- [Data to use]

+===+

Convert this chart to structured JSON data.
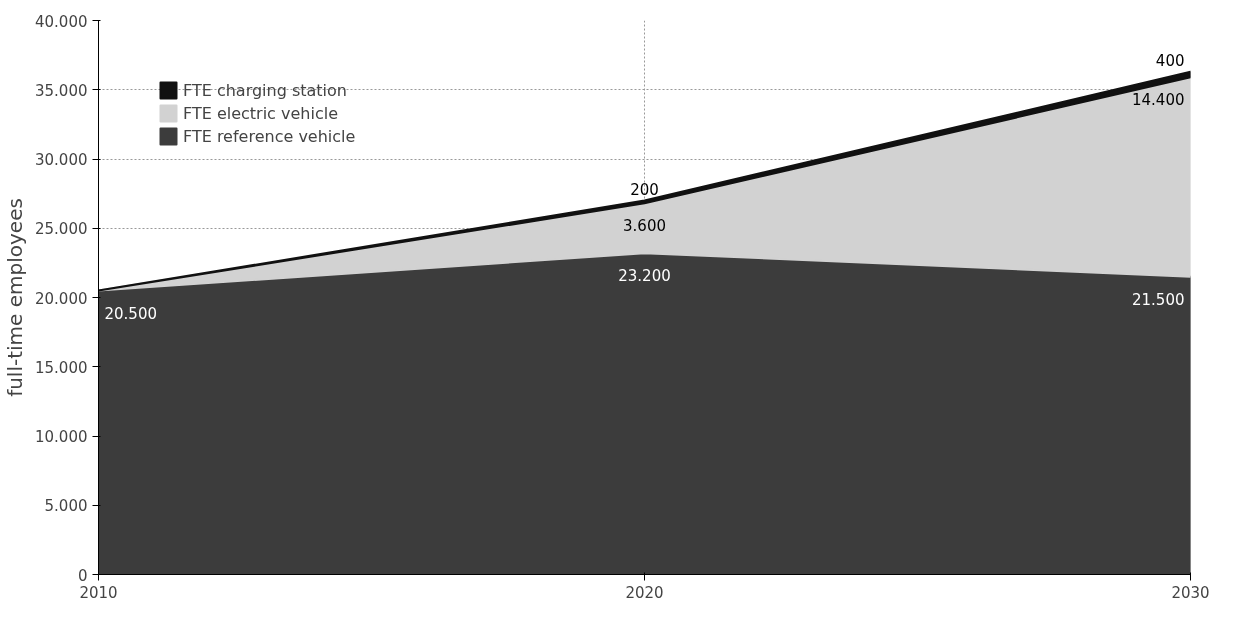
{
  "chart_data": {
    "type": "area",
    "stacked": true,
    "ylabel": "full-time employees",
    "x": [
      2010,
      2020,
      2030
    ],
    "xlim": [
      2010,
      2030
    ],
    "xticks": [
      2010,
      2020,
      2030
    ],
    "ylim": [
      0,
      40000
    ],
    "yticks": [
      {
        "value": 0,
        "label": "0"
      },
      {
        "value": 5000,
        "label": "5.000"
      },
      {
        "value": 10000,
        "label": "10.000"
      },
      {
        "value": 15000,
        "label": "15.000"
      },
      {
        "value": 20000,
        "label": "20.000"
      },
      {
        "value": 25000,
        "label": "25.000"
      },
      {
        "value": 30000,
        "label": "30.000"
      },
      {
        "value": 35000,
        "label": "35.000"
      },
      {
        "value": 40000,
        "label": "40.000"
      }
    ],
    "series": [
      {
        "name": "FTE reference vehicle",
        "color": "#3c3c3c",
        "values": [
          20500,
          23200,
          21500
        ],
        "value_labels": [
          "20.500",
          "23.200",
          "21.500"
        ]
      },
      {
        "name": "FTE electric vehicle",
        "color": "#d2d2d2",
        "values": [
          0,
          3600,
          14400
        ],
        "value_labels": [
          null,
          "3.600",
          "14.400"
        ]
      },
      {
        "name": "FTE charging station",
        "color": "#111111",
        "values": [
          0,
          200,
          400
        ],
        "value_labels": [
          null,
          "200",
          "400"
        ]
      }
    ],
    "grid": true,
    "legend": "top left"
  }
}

+===+

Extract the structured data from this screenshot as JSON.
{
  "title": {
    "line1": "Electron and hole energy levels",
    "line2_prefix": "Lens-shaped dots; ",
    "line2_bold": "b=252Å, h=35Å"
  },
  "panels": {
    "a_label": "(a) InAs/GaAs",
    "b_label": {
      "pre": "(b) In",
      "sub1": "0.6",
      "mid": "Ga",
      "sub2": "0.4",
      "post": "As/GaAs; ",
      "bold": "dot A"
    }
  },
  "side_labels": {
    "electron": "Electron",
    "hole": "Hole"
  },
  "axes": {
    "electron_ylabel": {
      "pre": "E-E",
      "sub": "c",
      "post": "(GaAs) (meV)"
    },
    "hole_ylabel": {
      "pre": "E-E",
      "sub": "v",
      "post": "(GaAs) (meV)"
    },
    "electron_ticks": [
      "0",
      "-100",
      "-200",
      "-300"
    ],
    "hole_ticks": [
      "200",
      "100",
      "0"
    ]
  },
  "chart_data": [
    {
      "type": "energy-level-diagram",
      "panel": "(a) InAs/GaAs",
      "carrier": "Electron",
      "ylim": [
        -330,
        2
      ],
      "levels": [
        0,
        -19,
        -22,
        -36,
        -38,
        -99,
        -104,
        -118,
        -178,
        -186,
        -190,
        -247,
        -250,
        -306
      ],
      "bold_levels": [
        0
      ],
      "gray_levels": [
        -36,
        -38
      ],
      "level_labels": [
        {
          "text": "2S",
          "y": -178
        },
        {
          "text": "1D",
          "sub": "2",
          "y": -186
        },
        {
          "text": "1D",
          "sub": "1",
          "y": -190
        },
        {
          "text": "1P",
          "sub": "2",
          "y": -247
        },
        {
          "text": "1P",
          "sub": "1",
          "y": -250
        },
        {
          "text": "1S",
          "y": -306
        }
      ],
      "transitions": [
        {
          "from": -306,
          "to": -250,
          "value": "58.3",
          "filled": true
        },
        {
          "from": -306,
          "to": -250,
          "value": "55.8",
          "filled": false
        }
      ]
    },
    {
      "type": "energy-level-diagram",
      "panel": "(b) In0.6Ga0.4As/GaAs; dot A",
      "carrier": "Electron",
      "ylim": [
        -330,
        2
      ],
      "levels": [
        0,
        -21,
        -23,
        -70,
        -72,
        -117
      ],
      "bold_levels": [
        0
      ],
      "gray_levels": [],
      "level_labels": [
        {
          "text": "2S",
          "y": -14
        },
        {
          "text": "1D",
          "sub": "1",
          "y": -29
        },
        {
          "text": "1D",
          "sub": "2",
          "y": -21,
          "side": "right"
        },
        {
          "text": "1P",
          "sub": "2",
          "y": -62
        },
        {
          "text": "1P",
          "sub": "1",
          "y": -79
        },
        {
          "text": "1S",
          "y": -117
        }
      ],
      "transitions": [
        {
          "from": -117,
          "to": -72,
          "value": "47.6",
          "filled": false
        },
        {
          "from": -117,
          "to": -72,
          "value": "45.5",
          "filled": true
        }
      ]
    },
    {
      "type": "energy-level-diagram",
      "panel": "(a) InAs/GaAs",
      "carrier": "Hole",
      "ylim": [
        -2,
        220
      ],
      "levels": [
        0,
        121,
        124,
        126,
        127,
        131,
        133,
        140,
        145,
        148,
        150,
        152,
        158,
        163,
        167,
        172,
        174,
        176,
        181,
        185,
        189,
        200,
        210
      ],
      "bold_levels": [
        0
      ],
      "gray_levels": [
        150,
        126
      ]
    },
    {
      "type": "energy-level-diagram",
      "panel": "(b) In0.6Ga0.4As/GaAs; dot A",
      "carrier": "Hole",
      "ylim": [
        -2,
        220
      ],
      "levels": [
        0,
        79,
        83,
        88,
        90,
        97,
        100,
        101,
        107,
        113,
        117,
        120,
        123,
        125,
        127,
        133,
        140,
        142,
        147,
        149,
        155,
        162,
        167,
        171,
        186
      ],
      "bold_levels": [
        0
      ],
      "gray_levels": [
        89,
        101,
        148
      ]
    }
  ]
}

+===+

- [Your objective]
Using the material above, count the lines containing the word "this". Reply with the number alone.

- [Answer for the task]
2